[Begin Listed entries]

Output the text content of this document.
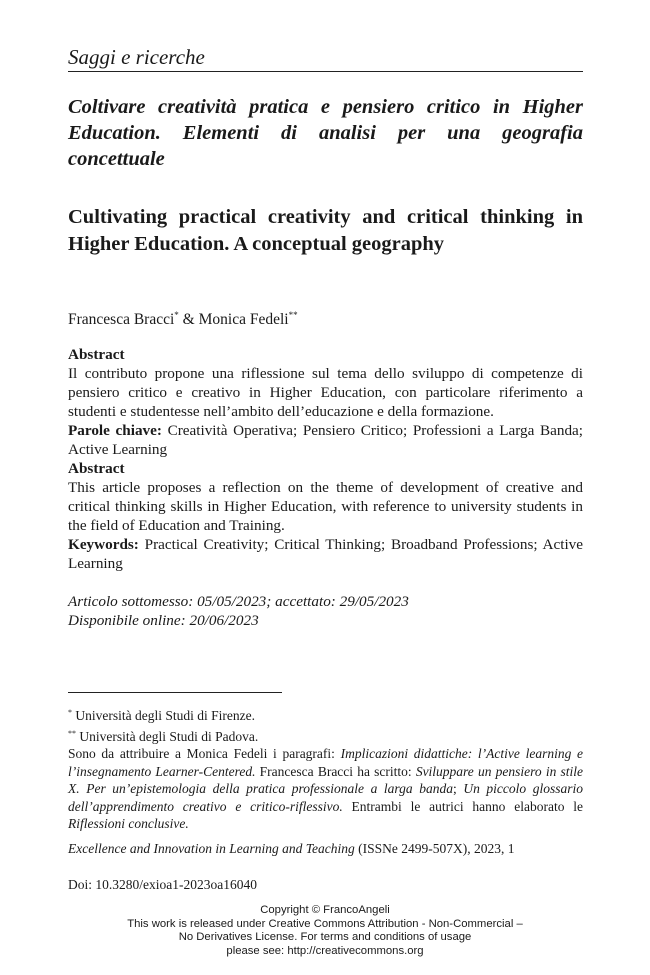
Saggi e ricerche
Coltivare creatività pratica e pensiero critico in Higher Education. Elementi di analisi per una geografia concettuale
Cultivating practical creativity and critical thinking in Higher Education. A conceptual geography
Francesca Bracci* & Monica Fedeli**
Abstract

Il contributo propone una riflessione sul tema dello sviluppo di competenze di pensiero critico e creativo in Higher Education, con particolare riferimento a studenti e studentesse nell’ambito dell’educazione e della formazione.

Parole chiave: Creatività Operativa; Pensiero Critico; Professioni a Larga Banda; Active Learning

Abstract

This article proposes a reflection on the theme of development of creative and critical thinking skills in Higher Education, with reference to university students in the field of Education and Training.

Keywords: Practical Creativity; Critical Thinking; Broadband Professions; Active Learning

Articolo sottomesso: 05/05/2023; accettato: 29/05/2023
Disponibile online: 20/06/2023

* Università degli Studi di Firenze.

** Università degli Studi di Padova.

Sono da attribuire a Monica Fedeli i paragrafi: Implicazioni didattiche: l’Active learning e l’insegnamento Learner-Centered. Francesca Bracci ha scritto: Sviluppare un pensiero in stile X. Per un’epistemologia della pratica professionale a larga banda; Un piccolo glossario dell’apprendimento creativo e critico-riflessivo. Entrambi le autrici hanno elaborato le Riflessioni conclusive.

Excellence and Innovation in Learning and Teaching (ISSNe 2499-507X), 2023, 1
Doi: 10.3280/exioa1-2023oa16040
Copyright © FrancoAngeli
This work is released under Creative Commons Attribution - Non-Commercial –
No Derivatives License. For terms and conditions of usage
please see: http://creativecommons.org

[End Listed entries]

Set down all the data again exactly as above, pictures excluded.

Exercise solution:
Output the text content of this document.
Saggi e ricerche
Coltivare creatività pratica e pensiero critico in Higher Education. Elementi di analisi per una geografia concettuale
Cultivating practical creativity and critical thinking in Higher Education. A conceptual geography
Francesca Bracci* & Monica Fedeli**
Abstract

Il contributo propone una riflessione sul tema dello sviluppo di competenze di pensiero critico e creativo in Higher Education, con particolare riferimento a studenti e studentesse nell’ambito dell’educazione e della formazione.

Parole chiave: Creatività Operativa; Pensiero Critico; Professioni a Larga Banda; Active Learning

Abstract

This article proposes a reflection on the theme of development of creative and critical thinking skills in Higher Education, with reference to university students in the field of Education and Training.

Keywords: Practical Creativity; Critical Thinking; Broadband Professions; Active Learning

Articolo sottomesso: 05/05/2023; accettato: 29/05/2023
Disponibile online: 20/06/2023

* Università degli Studi di Firenze.

** Università degli Studi di Padova.

Sono da attribuire a Monica Fedeli i paragrafi: Implicazioni didattiche: l’Active learning e l’insegnamento Learner-Centered. Francesca Bracci ha scritto: Sviluppare un pensiero in stile X. Per un’epistemologia della pratica professionale a larga banda; Un piccolo glossario dell’apprendimento creativo e critico-riflessivo. Entrambi le autrici hanno elaborato le Riflessioni conclusive.

Excellence and Innovation in Learning and Teaching (ISSNe 2499-507X), 2023, 1
Doi: 10.3280/exioa1-2023oa16040
Copyright © FrancoAngeli
This work is released under Creative Commons Attribution - Non-Commercial –
No Derivatives License. For terms and conditions of usage
please see: http://creativecommons.org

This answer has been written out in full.